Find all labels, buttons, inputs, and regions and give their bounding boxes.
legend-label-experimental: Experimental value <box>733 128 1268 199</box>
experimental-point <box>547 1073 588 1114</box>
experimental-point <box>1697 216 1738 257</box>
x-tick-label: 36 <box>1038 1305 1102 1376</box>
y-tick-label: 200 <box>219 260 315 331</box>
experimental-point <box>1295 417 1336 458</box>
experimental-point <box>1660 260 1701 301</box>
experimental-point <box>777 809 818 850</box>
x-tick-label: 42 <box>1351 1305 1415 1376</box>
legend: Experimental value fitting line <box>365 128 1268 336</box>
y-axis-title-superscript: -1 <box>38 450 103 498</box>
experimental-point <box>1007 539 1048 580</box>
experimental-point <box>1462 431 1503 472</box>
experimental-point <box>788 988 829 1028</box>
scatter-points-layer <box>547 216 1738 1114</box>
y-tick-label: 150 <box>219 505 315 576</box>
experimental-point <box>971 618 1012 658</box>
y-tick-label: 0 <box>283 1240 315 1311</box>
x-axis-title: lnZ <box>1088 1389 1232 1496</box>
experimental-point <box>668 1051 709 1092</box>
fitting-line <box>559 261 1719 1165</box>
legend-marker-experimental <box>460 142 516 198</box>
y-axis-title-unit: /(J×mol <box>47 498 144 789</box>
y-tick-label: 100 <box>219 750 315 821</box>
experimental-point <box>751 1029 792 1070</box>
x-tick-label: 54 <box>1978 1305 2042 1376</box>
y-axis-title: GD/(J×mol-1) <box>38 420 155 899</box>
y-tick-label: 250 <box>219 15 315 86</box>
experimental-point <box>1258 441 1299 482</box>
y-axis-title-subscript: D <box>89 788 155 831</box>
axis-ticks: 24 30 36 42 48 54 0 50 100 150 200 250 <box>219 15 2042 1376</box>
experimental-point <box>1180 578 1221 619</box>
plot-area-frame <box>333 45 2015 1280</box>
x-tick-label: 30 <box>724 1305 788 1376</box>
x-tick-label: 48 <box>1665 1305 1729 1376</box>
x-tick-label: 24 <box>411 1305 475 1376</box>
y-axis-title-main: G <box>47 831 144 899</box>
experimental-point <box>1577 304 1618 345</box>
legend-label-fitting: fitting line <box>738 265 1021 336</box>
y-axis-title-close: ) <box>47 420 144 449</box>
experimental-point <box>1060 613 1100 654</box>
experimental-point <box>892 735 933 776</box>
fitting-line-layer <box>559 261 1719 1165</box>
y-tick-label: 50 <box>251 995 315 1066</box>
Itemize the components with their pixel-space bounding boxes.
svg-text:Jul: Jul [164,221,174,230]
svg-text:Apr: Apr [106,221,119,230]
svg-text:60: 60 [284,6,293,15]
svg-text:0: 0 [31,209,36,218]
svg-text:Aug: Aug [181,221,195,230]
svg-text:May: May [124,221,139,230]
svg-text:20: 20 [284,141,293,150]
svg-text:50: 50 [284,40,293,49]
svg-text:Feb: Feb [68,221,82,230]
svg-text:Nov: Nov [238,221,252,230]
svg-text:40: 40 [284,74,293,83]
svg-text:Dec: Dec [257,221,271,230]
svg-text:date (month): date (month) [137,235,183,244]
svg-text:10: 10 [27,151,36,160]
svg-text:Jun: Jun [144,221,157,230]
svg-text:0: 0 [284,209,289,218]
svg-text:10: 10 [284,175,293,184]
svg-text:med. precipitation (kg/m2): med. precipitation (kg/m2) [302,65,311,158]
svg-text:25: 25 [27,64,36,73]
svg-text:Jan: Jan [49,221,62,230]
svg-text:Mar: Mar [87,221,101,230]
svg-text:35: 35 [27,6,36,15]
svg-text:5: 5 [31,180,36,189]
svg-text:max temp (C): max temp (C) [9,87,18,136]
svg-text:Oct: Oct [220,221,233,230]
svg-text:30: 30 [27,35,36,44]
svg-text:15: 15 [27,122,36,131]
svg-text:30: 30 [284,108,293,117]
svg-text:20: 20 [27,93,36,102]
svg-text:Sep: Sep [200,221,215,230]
__________
▶ [Task directions]: Please repeat all of the lines above, swapping every "experimental-point" for "data-point" and leaving everything else unchanged.

▶ [Output for this exercise]:
Find all labels, buttons, inputs, and regions and give their bounding boxes.
legend-label-experimental: Experimental value <box>733 128 1268 199</box>
data-point <box>547 1073 588 1114</box>
data-point <box>1697 216 1738 257</box>
x-tick-label: 36 <box>1038 1305 1102 1376</box>
y-tick-label: 200 <box>219 260 315 331</box>
data-point <box>1295 417 1336 458</box>
data-point <box>1660 260 1701 301</box>
data-point <box>777 809 818 850</box>
x-tick-label: 42 <box>1351 1305 1415 1376</box>
legend: Experimental value fitting line <box>365 128 1268 336</box>
y-axis-title-superscript: -1 <box>38 450 103 498</box>
data-point <box>1007 539 1048 580</box>
data-point <box>1462 431 1503 472</box>
data-point <box>788 988 829 1028</box>
scatter-points-layer <box>547 216 1738 1114</box>
y-tick-label: 150 <box>219 505 315 576</box>
data-point <box>971 618 1012 658</box>
y-tick-label: 0 <box>283 1240 315 1311</box>
x-axis-title: lnZ <box>1088 1389 1232 1496</box>
data-point <box>668 1051 709 1092</box>
fitting-line <box>559 261 1719 1165</box>
legend-marker-experimental <box>460 142 516 198</box>
y-axis-title-unit: /(J×mol <box>47 498 144 789</box>
y-tick-label: 100 <box>219 750 315 821</box>
data-point <box>751 1029 792 1070</box>
x-tick-label: 54 <box>1978 1305 2042 1376</box>
y-axis-title: GD/(J×mol-1) <box>38 420 155 899</box>
y-tick-label: 250 <box>219 15 315 86</box>
data-point <box>1258 441 1299 482</box>
y-axis-title-subscript: D <box>89 788 155 831</box>
axis-ticks: 24 30 36 42 48 54 0 50 100 150 200 250 <box>219 15 2042 1376</box>
data-point <box>1180 578 1221 619</box>
plot-area-frame <box>333 45 2015 1280</box>
x-tick-label: 30 <box>724 1305 788 1376</box>
x-tick-label: 48 <box>1665 1305 1729 1376</box>
x-tick-label: 24 <box>411 1305 475 1376</box>
y-axis-title-main: G <box>47 831 144 899</box>
data-point <box>1577 304 1618 345</box>
legend-label-fitting: fitting line <box>738 265 1021 336</box>
y-axis-title-close: ) <box>47 420 144 449</box>
data-point <box>1060 613 1100 654</box>
data-point <box>892 735 933 776</box>
fitting-line-layer <box>559 261 1719 1165</box>
y-tick-label: 50 <box>251 995 315 1066</box>
Itemize the components with their pixel-space bounding boxes.
svg-text:Jul: Jul [164,221,174,230]
svg-text:Apr: Apr [106,221,119,230]
svg-text:60: 60 [284,6,293,15]
svg-text:0: 0 [31,209,36,218]
svg-text:Aug: Aug [181,221,195,230]
svg-text:May: May [124,221,139,230]
svg-text:20: 20 [284,141,293,150]
svg-text:50: 50 [284,40,293,49]
svg-text:Feb: Feb [68,221,82,230]
svg-text:Nov: Nov [238,221,252,230]
svg-text:40: 40 [284,74,293,83]
svg-text:Dec: Dec [257,221,271,230]
svg-text:date (month): date (month) [137,235,183,244]
svg-text:10: 10 [27,151,36,160]
svg-text:Jun: Jun [144,221,157,230]
svg-text:0: 0 [284,209,289,218]
svg-text:10: 10 [284,175,293,184]
svg-text:med. precipitation (kg/m2): med. precipitation (kg/m2) [302,65,311,158]
svg-text:25: 25 [27,64,36,73]
svg-text:Jan: Jan [49,221,62,230]
svg-text:Mar: Mar [87,221,101,230]
svg-text:35: 35 [27,6,36,15]
svg-text:5: 5 [31,180,36,189]
svg-text:max temp (C): max temp (C) [9,87,18,136]
svg-text:Oct: Oct [220,221,233,230]
svg-text:30: 30 [27,35,36,44]
svg-text:15: 15 [27,122,36,131]
svg-text:30: 30 [284,108,293,117]
svg-text:20: 20 [27,93,36,102]
svg-text:Sep: Sep [200,221,215,230]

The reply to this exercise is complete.